### AIM
All records below must be retyped exactly.

### DATA FOR THIS EXERCISE

'''

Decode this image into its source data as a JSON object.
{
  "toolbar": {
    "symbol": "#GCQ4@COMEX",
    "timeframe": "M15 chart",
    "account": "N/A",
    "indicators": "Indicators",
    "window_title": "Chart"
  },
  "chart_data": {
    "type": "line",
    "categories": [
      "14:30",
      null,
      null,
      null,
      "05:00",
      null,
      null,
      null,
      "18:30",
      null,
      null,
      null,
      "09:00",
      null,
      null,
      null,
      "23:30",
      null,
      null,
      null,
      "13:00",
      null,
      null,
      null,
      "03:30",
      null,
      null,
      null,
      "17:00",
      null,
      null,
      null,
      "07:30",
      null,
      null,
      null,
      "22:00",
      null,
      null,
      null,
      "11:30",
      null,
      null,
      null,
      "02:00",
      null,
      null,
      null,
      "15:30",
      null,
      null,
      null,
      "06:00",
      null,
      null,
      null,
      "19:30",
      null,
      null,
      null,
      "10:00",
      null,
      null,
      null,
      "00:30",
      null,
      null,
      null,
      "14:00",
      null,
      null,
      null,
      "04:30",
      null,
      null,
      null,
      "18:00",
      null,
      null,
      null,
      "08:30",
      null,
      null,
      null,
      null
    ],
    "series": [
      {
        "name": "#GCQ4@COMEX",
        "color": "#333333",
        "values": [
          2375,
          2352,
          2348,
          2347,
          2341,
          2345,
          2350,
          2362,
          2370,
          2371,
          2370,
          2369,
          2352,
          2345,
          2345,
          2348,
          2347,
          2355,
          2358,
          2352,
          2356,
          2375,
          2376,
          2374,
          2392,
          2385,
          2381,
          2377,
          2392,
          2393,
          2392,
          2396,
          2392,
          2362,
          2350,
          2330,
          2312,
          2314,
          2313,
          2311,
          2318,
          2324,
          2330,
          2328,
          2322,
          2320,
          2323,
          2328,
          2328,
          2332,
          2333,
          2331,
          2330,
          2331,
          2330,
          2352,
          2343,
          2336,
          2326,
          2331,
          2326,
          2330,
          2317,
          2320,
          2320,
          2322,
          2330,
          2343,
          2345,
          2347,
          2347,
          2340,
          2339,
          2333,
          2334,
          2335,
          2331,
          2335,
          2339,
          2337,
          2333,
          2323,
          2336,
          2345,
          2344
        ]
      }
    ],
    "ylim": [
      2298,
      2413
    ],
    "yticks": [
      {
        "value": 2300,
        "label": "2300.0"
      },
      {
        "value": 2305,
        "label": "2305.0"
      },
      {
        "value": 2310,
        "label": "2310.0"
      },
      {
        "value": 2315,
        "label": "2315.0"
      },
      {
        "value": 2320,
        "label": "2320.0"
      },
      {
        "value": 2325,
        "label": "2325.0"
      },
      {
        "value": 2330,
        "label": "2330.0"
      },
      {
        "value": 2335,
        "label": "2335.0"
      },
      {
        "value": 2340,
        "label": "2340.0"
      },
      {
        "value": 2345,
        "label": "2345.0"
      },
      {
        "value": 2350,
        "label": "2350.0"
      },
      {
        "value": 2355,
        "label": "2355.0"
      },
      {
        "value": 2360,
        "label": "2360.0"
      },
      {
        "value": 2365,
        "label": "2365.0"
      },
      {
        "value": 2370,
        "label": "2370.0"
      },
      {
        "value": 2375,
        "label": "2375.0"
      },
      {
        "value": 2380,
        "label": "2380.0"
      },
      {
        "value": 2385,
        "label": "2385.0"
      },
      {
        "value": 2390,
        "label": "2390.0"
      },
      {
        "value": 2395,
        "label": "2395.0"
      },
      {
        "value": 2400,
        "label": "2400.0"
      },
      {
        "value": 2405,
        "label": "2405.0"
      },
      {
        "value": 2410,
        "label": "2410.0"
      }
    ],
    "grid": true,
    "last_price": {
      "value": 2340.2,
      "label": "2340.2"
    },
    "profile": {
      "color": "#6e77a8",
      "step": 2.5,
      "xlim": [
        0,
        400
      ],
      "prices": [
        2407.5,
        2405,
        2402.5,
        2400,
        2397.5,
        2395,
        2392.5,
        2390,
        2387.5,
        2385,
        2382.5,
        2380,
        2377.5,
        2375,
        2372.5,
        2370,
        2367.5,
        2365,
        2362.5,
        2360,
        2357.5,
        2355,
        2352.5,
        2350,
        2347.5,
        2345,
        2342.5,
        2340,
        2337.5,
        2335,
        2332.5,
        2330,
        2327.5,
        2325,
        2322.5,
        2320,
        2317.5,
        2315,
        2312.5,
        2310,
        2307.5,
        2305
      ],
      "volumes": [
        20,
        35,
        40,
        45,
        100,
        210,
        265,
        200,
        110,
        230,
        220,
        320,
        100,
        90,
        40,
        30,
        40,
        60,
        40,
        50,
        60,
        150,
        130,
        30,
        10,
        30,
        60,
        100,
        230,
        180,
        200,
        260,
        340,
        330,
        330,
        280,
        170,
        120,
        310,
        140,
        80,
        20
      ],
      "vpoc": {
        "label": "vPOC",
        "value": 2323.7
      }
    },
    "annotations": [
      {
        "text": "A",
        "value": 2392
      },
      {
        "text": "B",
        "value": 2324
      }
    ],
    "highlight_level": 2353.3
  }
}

'''

### ANSWER TO THE TASK
Decode this image into its source data as a JSON object.
{
  "toolbar": {
    "symbol": "#GCQ4@COMEX",
    "timeframe": "M15 chart",
    "account": "N/A",
    "indicators": "Indicators",
    "window_title": "Chart"
  },
  "chart_data": {
    "type": "line",
    "categories": [
      "14:30",
      null,
      null,
      null,
      "05:00",
      null,
      null,
      null,
      "18:30",
      null,
      null,
      null,
      "09:00",
      null,
      null,
      null,
      "23:30",
      null,
      null,
      null,
      "13:00",
      null,
      null,
      null,
      "03:30",
      null,
      null,
      null,
      "17:00",
      null,
      null,
      null,
      "07:30",
      null,
      null,
      null,
      "22:00",
      null,
      null,
      null,
      "11:30",
      null,
      null,
      null,
      "02:00",
      null,
      null,
      null,
      "15:30",
      null,
      null,
      null,
      "06:00",
      null,
      null,
      null,
      "19:30",
      null,
      null,
      null,
      "10:00",
      null,
      null,
      null,
      "00:30",
      null,
      null,
      null,
      "14:00",
      null,
      null,
      null,
      "04:30",
      null,
      null,
      null,
      "18:00",
      null,
      null,
      null,
      "08:30",
      null,
      null,
      null,
      null
    ],
    "series": [
      {
        "name": "#GCQ4@COMEX",
        "color": "#333333",
        "values": [
          2375,
          2352,
          2348,
          2347,
          2341,
          2345,
          2350,
          2362,
          2370,
          2371,
          2370,
          2369,
          2352,
          2345,
          2345,
          2348,
          2347,
          2355,
          2358,
          2352,
          2356,
          2375,
          2376,
          2374,
          2392,
          2385,
          2381,
          2377,
          2392,
          2393,
          2392,
          2396,
          2392,
          2362,
          2350,
          2330,
          2312,
          2314,
          2313,
          2311,
          2318,
          2324,
          2330,
          2328,
          2322,
          2320,
          2323,
          2328,
          2328,
          2332,
          2333,
          2331,
          2330,
          2331,
          2330,
          2352,
          2343,
          2336,
          2326,
          2331,
          2326,
          2330,
          2317,
          2320,
          2320,
          2322,
          2330,
          2343,
          2345,
          2347,
          2347,
          2340,
          2339,
          2333,
          2334,
          2335,
          2331,
          2335,
          2339,
          2337,
          2333,
          2323,
          2336,
          2345,
          2344
        ]
      }
    ],
    "ylim": [
      2298,
      2413
    ],
    "yticks": [
      {
        "value": 2300,
        "label": "2300.0"
      },
      {
        "value": 2305,
        "label": "2305.0"
      },
      {
        "value": 2310,
        "label": "2310.0"
      },
      {
        "value": 2315,
        "label": "2315.0"
      },
      {
        "value": 2320,
        "label": "2320.0"
      },
      {
        "value": 2325,
        "label": "2325.0"
      },
      {
        "value": 2330,
        "label": "2330.0"
      },
      {
        "value": 2335,
        "label": "2335.0"
      },
      {
        "value": 2340,
        "label": "2340.0"
      },
      {
        "value": 2345,
        "label": "2345.0"
      },
      {
        "value": 2350,
        "label": "2350.0"
      },
      {
        "value": 2355,
        "label": "2355.0"
      },
      {
        "value": 2360,
        "label": "2360.0"
      },
      {
        "value": 2365,
        "label": "2365.0"
      },
      {
        "value": 2370,
        "label": "2370.0"
      },
      {
        "value": 2375,
        "label": "2375.0"
      },
      {
        "value": 2380,
        "label": "2380.0"
      },
      {
        "value": 2385,
        "label": "2385.0"
      },
      {
        "value": 2390,
        "label": "2390.0"
      },
      {
        "value": 2395,
        "label": "2395.0"
      },
      {
        "value": 2400,
        "label": "2400.0"
      },
      {
        "value": 2405,
        "label": "2405.0"
      },
      {
        "value": 2410,
        "label": "2410.0"
      }
    ],
    "grid": true,
    "last_price": {
      "value": 2340.2,
      "label": "2340.2"
    },
    "profile": {
      "color": "#6e77a8",
      "step": 2.5,
      "xlim": [
        0,
        400
      ],
      "prices": [
        2407.5,
        2405,
        2402.5,
        2400,
        2397.5,
        2395,
        2392.5,
        2390,
        2387.5,
        2385,
        2382.5,
        2380,
        2377.5,
        2375,
        2372.5,
        2370,
        2367.5,
        2365,
        2362.5,
        2360,
        2357.5,
        2355,
        2352.5,
        2350,
        2347.5,
        2345,
        2342.5,
        2340,
        2337.5,
        2335,
        2332.5,
        2330,
        2327.5,
        2325,
        2322.5,
        2320,
        2317.5,
        2315,
        2312.5,
        2310,
        2307.5,
        2305
      ],
      "volumes": [
        20,
        35,
        40,
        45,
        100,
        210,
        265,
        200,
        110,
        230,
        220,
        320,
        100,
        90,
        40,
        30,
        40,
        60,
        40,
        50,
        60,
        150,
        130,
        30,
        10,
        30,
        60,
        100,
        230,
        180,
        200,
        260,
        340,
        330,
        330,
        280,
        170,
        120,
        310,
        140,
        80,
        20
      ],
      "vpoc": {
        "label": "vPOC",
        "value": 2323.7
      }
    },
    "annotations": [
      {
        "text": "A",
        "value": 2392
      },
      {
        "text": "B",
        "value": 2324
      }
    ],
    "highlight_level": 2353.3
  }
}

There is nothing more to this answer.